• _WHAT THIS TASK INVOLVES_
Identify all lines of the data containing the string "libro" and copy them.
☆ ☆ ☆ ☆ ☆
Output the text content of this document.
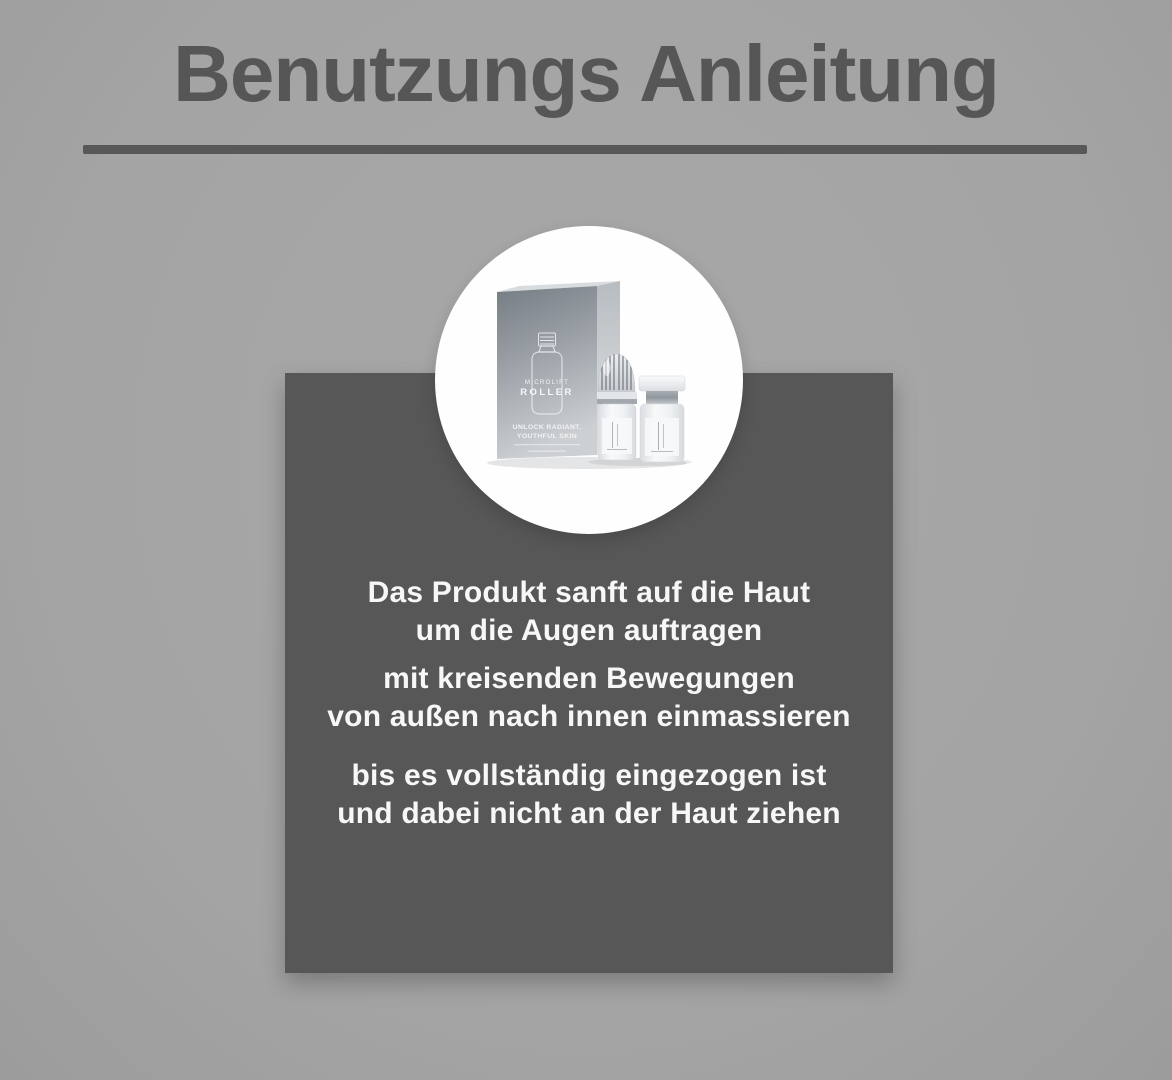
Benutzungs Anleitung
Das Produkt sanft auf die Haut
um die Augen auftragen
mit kreisenden Bewegungen
von außen nach innen einmassieren
bis es vollständig eingezogen ist
und dabei nicht an der Haut ziehen
MICROLIFT
ROLLER
UNLOCK RADIANT,
YOUTHFUL SKIN
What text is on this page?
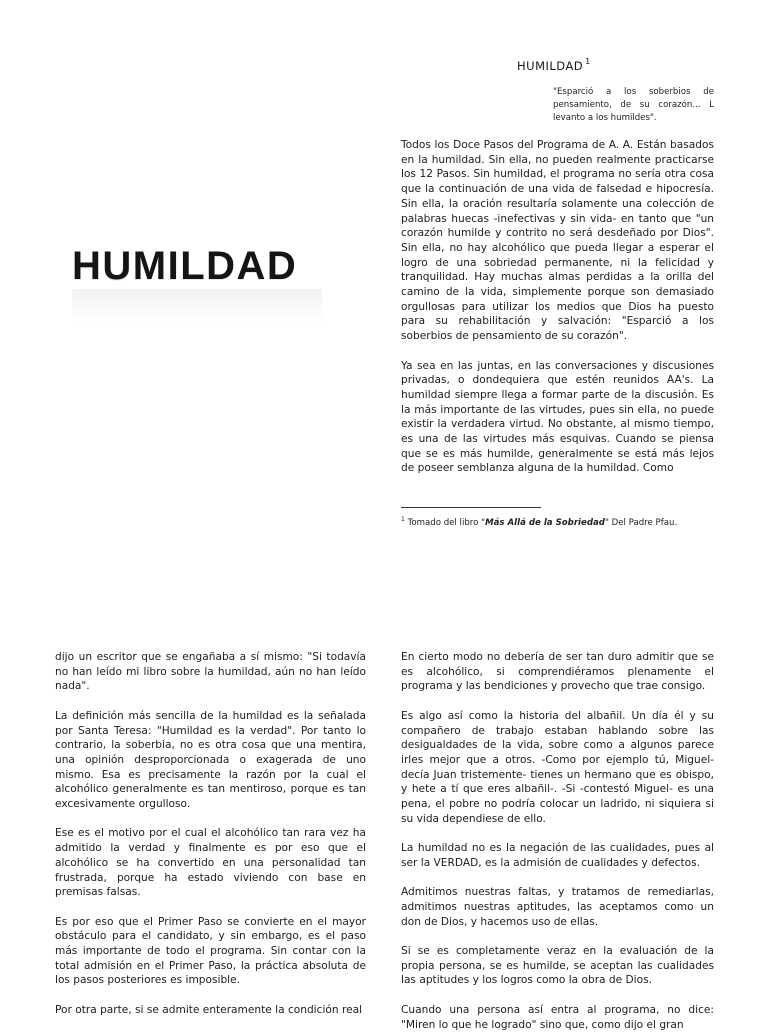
HUMILDAD
HUMILDAD $^1$
"Esparció a los soberbios de pensamiento, de su corazón... L levanto a los humildes".

Todos los Doce Pasos del Programa de A. A. Están basados en la humildad. Sin ella, no pueden realmente practicarse los 12 Pasos. Sin humildad, el programa no sería otra cosa que la continuación de una vida de falsedad e hipocresía. Sin ella, la oración resultaría solamente una colección de palabras huecas -inefectivas y sin vida- en tanto que "un corazón humilde y contrito no será desdeñado por Dios". Sin ella, no hay alcohólico que pueda llegar a esperar el logro de una sobriedad permanente, ni la felicidad y tranquilidad. Hay muchas almas perdidas a la orilla del camino de la vida, simplemente porque son demasiado orgullosas para utilizar los medios que Dios ha puesto para su rehabilitación y salvación: "Esparció a los soberbios de pensamiento de su corazón".

Ya sea en las juntas, en las conversaciones y discusiones privadas, o dondequiera que estén reunidos AA's. La humildad siempre llega a formar parte de la discusión. Es la más importante de las virtudes, pues sin ella, no puede existir la verdadera virtud. No obstante, al mismo tiempo, es una de las virtudes más esquivas. Cuando se piensa que se es más humilde, generalmente se está más lejos de poseer semblanza alguna de la humildad. Como

$^1$ Tomado del libro "Más Allá de la Sobriedad" Del Padre Pfau.

dijo un escritor que se engañaba a sí mismo: "Si todavía no han leído mi libro sobre la humildad, aún no han leído nada".

La definición más sencilla de la humildad es la señalada por Santa Teresa: "Humildad es la verdad". Por tanto lo contrario, la soberbia, no es otra cosa que una mentira, una opinión desproporcionada o exagerada de uno mismo. Esa es precisamente la razón por la cual el alcohólico generalmente es tan mentiroso, porque es tan excesivamente orgulloso.

Ese es el motivo por el cual el alcohólico tan rara vez ha admitido la verdad y finalmente es por eso que el alcohólico se ha convertido en una personalidad tan frustrada, porque ha estado viviendo con base en premisas falsas.

Es por eso que el Primer Paso se convierte en el mayor obstáculo para el candidato, y sin embargo, es el paso más importante de todo el programa. Sin contar con la total admisión en el Primer Paso, la práctica absoluta de los pasos posteriores es imposible.

Por otra parte, si se admite enteramente la condición real

En cierto modo no debería de ser tan duro admitir que se es alcohólico, si comprendiéramos plenamente el programa y las bendiciones y provecho que trae consigo.

Es algo así como la historia del albañil. Un día él y su compañero de trabajo estaban hablando sobre las desigualdades de la vida, sobre como a algunos parece irles mejor que a otros. -Como por ejemplo tú, Miguel- decía Juan tristemente- tienes un hermano que es obispo, y hete a tí que eres albañil-. -Si -contestó Miguel- es una pena, el pobre no podría colocar un ladrido, ni siquiera si su vida dependiese de ello.

La humildad no es la negación de las cualidades, pues al ser la VERDAD, es la admisión de cualidades y defectos.

Admitimos nuestras faltas, y tratamos de remediarlas, admitimos nuestras aptitudes, las aceptamos como un don de Dios, y hacemos uso de ellas.

Si se es completamente veraz en la evaluación de la propia persona, se es humilde, se aceptan las cualidades las aptitudes y los logros como la obra de Dios.

Cuando una persona así entra al programa, no dice: "Miren lo que he logrado" sino que, como dijo el gran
☆ ☆ ☆ ☆ ☆
• _FINISHED EXERCISE_
$^1$ Tomado del libro "Más Allá de la Sobriedad" Del Padre Pfau.
dijo un escritor que se engañaba a sí mismo: "Si todavía no han leído mi libro sobre la humildad, aún no han leído nada".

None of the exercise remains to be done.